CHALLENGE = Extract all of the data and reproduce it precisely.

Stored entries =
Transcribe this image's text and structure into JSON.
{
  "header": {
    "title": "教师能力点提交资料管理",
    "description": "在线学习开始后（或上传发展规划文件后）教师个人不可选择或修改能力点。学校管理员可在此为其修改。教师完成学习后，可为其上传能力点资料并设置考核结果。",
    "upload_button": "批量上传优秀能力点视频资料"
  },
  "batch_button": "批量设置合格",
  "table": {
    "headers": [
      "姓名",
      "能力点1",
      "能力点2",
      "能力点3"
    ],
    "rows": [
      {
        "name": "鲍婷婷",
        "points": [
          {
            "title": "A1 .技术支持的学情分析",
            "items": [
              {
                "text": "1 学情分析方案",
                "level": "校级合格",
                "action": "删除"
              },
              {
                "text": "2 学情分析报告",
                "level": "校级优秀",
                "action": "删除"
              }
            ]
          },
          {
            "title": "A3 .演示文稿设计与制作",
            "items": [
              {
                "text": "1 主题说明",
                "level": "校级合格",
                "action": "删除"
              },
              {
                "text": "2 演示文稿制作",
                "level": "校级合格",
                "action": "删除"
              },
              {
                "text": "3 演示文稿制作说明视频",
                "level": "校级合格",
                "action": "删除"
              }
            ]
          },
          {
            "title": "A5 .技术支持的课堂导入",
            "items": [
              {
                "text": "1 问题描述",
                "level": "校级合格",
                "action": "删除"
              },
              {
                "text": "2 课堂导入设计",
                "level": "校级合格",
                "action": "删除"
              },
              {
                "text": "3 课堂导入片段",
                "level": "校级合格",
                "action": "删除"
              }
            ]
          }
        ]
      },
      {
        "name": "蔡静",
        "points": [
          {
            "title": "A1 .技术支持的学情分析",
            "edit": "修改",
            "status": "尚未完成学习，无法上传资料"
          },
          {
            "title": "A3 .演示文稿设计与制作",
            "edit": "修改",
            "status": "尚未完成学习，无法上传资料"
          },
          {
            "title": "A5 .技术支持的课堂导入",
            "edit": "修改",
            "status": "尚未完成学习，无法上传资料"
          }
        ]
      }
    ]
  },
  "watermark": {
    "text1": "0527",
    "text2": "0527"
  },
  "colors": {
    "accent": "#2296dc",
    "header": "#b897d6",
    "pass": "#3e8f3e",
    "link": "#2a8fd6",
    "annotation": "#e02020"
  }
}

COMPLETE OUTPUT =
Transcribe this image's text and structure into JSON.
{
  "header": {
    "title": "教师能力点提交资料管理",
    "description": "在线学习开始后（或上传发展规划文件后）教师个人不可选择或修改能力点。学校管理员可在此为其修改。教师完成学习后，可为其上传能力点资料并设置考核结果。",
    "upload_button": "批量上传优秀能力点视频资料"
  },
  "batch_button": "批量设置合格",
  "table": {
    "headers": [
      "姓名",
      "能力点1",
      "能力点2",
      "能力点3"
    ],
    "rows": [
      {
        "name": "鲍婷婷",
        "points": [
          {
            "title": "A1 .技术支持的学情分析",
            "items": [
              {
                "text": "1 学情分析方案",
                "level": "校级合格",
                "action": "删除"
              },
              {
                "text": "2 学情分析报告",
                "level": "校级优秀",
                "action": "删除"
              }
            ]
          },
          {
            "title": "A3 .演示文稿设计与制作",
            "items": [
              {
                "text": "1 主题说明",
                "level": "校级合格",
                "action": "删除"
              },
              {
                "text": "2 演示文稿制作",
                "level": "校级合格",
                "action": "删除"
              },
              {
                "text": "3 演示文稿制作说明视频",
                "level": "校级合格",
                "action": "删除"
              }
            ]
          },
          {
            "title": "A5 .技术支持的课堂导入",
            "items": [
              {
                "text": "1 问题描述",
                "level": "校级合格",
                "action": "删除"
              },
              {
                "text": "2 课堂导入设计",
                "level": "校级合格",
                "action": "删除"
              },
              {
                "text": "3 课堂导入片段",
                "level": "校级合格",
                "action": "删除"
              }
            ]
          }
        ]
      },
      {
        "name": "蔡静",
        "points": [
          {
            "title": "A1 .技术支持的学情分析",
            "edit": "修改",
            "status": "尚未完成学习，无法上传资料"
          },
          {
            "title": "A3 .演示文稿设计与制作",
            "edit": "修改",
            "status": "尚未完成学习，无法上传资料"
          },
          {
            "title": "A5 .技术支持的课堂导入",
            "edit": "修改",
            "status": "尚未完成学习，无法上传资料"
          }
        ]
      }
    ]
  },
  "watermark": {
    "text1": "0527",
    "text2": "0527"
  },
  "colors": {
    "accent": "#2296dc",
    "header": "#b897d6",
    "pass": "#3e8f3e",
    "link": "#2a8fd6",
    "annotation": "#e02020"
  }
}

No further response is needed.